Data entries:
"""
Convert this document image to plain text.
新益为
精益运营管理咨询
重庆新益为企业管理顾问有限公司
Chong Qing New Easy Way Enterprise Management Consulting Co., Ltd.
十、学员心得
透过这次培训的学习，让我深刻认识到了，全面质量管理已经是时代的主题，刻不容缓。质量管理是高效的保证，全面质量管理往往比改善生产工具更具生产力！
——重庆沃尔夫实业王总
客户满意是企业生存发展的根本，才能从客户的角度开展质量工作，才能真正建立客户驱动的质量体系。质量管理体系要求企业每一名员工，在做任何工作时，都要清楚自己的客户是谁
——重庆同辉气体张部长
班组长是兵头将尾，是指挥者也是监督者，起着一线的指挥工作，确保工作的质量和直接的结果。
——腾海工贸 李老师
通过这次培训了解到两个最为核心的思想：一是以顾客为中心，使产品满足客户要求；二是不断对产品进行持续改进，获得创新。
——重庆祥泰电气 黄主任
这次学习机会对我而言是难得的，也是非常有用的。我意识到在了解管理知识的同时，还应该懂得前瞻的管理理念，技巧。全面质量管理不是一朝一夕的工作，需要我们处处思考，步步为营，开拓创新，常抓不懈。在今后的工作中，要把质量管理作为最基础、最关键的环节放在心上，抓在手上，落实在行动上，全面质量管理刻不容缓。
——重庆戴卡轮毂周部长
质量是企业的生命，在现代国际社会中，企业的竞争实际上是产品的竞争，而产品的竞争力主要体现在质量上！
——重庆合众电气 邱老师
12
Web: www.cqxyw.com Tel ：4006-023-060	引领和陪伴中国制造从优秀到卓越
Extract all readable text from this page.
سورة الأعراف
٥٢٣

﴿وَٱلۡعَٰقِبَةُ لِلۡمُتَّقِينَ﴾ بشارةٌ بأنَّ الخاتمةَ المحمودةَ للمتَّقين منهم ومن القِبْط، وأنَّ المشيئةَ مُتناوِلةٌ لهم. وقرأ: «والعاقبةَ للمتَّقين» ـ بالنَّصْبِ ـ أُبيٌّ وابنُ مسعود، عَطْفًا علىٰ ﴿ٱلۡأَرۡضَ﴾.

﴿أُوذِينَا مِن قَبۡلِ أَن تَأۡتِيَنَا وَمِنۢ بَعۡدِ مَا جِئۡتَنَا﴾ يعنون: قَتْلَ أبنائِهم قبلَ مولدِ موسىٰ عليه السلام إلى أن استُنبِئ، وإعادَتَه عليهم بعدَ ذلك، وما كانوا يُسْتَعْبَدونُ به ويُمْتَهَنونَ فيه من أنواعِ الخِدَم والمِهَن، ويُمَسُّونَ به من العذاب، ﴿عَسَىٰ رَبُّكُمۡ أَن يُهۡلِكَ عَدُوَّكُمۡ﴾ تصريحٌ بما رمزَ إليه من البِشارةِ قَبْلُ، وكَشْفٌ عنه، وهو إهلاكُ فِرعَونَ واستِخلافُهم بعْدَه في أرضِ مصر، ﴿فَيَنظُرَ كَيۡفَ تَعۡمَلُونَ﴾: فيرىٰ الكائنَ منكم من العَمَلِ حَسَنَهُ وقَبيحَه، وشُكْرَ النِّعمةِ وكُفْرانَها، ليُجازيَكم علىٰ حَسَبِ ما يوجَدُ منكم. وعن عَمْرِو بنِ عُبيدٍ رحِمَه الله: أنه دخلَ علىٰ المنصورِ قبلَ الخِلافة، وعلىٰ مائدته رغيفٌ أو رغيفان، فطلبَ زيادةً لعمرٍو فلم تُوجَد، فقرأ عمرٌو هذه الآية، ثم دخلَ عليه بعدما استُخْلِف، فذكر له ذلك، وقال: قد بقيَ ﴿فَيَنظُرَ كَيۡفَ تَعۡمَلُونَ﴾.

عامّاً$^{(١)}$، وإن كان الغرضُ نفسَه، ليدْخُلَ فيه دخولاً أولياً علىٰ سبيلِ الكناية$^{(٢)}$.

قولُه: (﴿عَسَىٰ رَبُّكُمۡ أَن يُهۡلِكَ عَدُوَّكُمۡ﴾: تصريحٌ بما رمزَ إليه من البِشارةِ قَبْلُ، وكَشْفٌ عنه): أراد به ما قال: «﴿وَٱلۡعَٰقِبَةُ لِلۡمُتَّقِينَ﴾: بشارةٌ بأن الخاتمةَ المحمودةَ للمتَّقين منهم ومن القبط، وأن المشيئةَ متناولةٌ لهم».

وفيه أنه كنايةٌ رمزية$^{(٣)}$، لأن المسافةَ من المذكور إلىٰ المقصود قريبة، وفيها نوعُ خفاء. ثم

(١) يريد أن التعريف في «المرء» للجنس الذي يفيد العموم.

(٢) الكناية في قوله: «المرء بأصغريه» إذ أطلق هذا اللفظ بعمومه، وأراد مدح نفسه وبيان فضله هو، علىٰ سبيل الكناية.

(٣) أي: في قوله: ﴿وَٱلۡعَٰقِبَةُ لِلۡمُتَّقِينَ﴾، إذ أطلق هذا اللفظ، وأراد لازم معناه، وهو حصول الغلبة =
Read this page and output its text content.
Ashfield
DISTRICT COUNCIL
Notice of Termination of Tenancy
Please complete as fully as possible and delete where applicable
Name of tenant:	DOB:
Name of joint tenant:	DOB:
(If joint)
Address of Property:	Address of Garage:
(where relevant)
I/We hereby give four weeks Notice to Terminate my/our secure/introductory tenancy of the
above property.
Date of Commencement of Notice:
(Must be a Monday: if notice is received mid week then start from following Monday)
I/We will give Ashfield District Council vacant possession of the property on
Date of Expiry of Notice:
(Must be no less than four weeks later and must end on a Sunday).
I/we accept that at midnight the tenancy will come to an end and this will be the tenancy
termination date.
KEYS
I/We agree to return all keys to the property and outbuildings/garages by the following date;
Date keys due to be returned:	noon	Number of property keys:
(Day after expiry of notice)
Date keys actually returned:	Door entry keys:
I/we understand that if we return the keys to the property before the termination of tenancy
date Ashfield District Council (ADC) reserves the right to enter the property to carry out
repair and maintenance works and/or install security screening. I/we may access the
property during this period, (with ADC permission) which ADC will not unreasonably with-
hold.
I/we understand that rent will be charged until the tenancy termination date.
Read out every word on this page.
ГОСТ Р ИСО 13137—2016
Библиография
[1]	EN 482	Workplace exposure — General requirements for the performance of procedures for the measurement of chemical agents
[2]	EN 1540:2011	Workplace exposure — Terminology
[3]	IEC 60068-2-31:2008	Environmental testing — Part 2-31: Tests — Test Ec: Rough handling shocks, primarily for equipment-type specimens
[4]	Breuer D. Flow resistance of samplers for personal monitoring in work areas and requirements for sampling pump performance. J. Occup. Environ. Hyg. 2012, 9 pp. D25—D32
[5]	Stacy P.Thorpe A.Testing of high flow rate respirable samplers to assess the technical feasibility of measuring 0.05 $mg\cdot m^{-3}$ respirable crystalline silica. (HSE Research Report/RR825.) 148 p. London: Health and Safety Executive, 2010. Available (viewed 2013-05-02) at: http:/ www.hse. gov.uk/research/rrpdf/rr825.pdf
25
"""
INSTRUCTION: Go through the listing above line by line and say how many lines hold the word "Name". Reply with that number only.

EXERCISE ANSWER: 2